▸ INPUT RECORDS

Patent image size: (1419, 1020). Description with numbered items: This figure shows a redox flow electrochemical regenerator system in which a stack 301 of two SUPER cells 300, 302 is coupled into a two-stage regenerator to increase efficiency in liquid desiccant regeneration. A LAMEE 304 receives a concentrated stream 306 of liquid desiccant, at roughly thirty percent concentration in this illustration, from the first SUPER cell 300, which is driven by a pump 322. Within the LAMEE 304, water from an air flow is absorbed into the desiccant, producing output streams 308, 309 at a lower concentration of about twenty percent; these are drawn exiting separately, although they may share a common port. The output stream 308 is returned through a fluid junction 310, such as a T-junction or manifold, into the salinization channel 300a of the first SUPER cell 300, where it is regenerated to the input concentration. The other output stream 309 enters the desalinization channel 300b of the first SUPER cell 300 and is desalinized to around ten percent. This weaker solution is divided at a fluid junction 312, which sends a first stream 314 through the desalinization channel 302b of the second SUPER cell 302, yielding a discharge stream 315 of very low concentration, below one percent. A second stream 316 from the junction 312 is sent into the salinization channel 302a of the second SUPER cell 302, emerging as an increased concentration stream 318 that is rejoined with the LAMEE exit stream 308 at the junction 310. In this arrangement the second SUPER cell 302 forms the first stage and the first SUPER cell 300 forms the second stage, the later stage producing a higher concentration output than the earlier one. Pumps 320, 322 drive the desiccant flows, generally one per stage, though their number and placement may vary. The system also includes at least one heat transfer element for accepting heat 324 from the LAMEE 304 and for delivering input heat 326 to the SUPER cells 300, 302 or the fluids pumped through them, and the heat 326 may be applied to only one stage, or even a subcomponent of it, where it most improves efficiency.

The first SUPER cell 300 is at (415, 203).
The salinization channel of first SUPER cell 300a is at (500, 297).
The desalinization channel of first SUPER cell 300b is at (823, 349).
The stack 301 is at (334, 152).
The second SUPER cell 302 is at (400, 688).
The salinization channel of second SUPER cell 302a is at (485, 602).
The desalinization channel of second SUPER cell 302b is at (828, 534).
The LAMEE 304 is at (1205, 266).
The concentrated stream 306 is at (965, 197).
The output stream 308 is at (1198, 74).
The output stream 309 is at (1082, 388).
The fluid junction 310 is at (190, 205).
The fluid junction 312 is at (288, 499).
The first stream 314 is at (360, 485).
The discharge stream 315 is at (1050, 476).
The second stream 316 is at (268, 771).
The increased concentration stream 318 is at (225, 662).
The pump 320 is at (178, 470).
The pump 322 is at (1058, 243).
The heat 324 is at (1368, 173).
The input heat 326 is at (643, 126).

▸ EXERCISE DIRECTIONS
Reproduce all the records shown above, unchanged.

▸ RESPONSE TO THIS TASK
Patent image size: (1419, 1020). Description with numbered items: This figure shows a redox flow electrochemical regenerator system in which a stack 301 of two SUPER cells 300, 302 is coupled into a two-stage regenerator to increase efficiency in liquid desiccant regeneration. A LAMEE 304 receives a concentrated stream 306 of liquid desiccant, at roughly thirty percent concentration in this illustration, from the first SUPER cell 300, which is driven by a pump 322. Within the LAMEE 304, water from an air flow is absorbed into the desiccant, producing output streams 308, 309 at a lower concentration of about twenty percent; these are drawn exiting separately, although they may share a common port. The output stream 308 is returned through a fluid junction 310, such as a T-junction or manifold, into the salinization channel 300a of the first SUPER cell 300, where it is regenerated to the input concentration. The other output stream 309 enters the desalinization channel 300b of the first SUPER cell 300 and is desalinized to around ten percent. This weaker solution is divided at a fluid junction 312, which sends a first stream 314 through the desalinization channel 302b of the second SUPER cell 302, yielding a discharge stream 315 of very low concentration, below one percent. A second stream 316 from the junction 312 is sent into the salinization channel 302a of the second SUPER cell 302, emerging as an increased concentration stream 318 that is rejoined with the LAMEE exit stream 308 at the junction 310. In this arrangement the second SUPER cell 302 forms the first stage and the first SUPER cell 300 forms the second stage, the later stage producing a higher concentration output than the earlier one. Pumps 320, 322 drive the desiccant flows, generally one per stage, though their number and placement may vary. The system also includes at least one heat transfer element for accepting heat 324 from the LAMEE 304 and for delivering input heat 326 to the SUPER cells 300, 302 or the fluids pumped through them, and the heat 326 may be applied to only one stage, or even a subcomponent of it, where it most improves efficiency.

The first SUPER cell 300 is at (415, 203).
The salinization channel of first SUPER cell 300a is at (500, 297).
The desalinization channel of first SUPER cell 300b is at (823, 349).
The stack 301 is at (334, 152).
The second SUPER cell 302 is at (400, 688).
The salinization channel of second SUPER cell 302a is at (485, 602).
The desalinization channel of second SUPER cell 302b is at (828, 534).
The LAMEE 304 is at (1205, 266).
The concentrated stream 306 is at (965, 197).
The output stream 308 is at (1198, 74).
The output stream 309 is at (1082, 388).
The fluid junction 310 is at (190, 205).
The fluid junction 312 is at (288, 499).
The first stream 314 is at (360, 485).
The discharge stream 315 is at (1050, 476).
The second stream 316 is at (268, 771).
The increased concentration stream 318 is at (225, 662).
The pump 320 is at (178, 470).
The pump 322 is at (1058, 243).
The heat 324 is at (1368, 173).
The input heat 326 is at (643, 126).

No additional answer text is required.